** Opening Source data block **

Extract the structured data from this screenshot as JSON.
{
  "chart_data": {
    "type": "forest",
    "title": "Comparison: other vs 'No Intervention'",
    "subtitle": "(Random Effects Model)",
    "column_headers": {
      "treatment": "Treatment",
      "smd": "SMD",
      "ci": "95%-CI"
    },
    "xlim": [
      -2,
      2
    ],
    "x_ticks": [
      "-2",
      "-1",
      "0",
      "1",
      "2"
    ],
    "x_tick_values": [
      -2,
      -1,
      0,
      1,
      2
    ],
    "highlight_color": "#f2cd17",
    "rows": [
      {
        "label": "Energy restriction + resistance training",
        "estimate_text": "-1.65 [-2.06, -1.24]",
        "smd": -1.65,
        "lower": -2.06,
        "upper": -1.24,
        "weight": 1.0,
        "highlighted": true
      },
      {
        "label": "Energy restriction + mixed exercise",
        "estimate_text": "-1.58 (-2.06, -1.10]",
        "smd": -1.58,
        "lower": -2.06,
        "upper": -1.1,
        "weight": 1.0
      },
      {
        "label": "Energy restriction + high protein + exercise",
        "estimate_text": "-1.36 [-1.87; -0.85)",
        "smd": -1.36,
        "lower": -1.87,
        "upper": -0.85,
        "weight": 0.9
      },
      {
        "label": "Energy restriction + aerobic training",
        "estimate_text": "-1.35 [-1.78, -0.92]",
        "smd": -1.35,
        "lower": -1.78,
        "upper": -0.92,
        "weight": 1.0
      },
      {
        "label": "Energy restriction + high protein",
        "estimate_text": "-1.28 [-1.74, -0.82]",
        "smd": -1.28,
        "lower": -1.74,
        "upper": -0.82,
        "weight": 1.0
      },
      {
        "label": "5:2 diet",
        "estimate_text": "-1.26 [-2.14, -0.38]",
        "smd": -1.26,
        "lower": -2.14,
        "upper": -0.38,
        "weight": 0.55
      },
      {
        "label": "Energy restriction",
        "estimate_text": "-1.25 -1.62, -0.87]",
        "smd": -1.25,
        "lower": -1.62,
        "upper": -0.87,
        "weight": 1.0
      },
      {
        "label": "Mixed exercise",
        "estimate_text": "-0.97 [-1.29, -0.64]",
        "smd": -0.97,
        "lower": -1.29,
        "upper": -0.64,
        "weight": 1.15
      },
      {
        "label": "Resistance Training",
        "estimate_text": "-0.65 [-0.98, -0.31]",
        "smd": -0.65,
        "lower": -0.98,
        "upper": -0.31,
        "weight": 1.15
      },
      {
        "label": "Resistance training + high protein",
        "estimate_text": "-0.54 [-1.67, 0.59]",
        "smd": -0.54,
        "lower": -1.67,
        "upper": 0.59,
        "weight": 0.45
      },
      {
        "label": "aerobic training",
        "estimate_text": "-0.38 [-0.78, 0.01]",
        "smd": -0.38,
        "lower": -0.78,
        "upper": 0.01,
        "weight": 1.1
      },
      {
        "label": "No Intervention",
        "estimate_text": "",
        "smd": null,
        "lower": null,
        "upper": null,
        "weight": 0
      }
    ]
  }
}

** Closing Source data block **

◆ **What is expected**:
Working down the entries above, count each line in which "Energy" occurs, and state only the resulting number.

◆ **Your response**:
6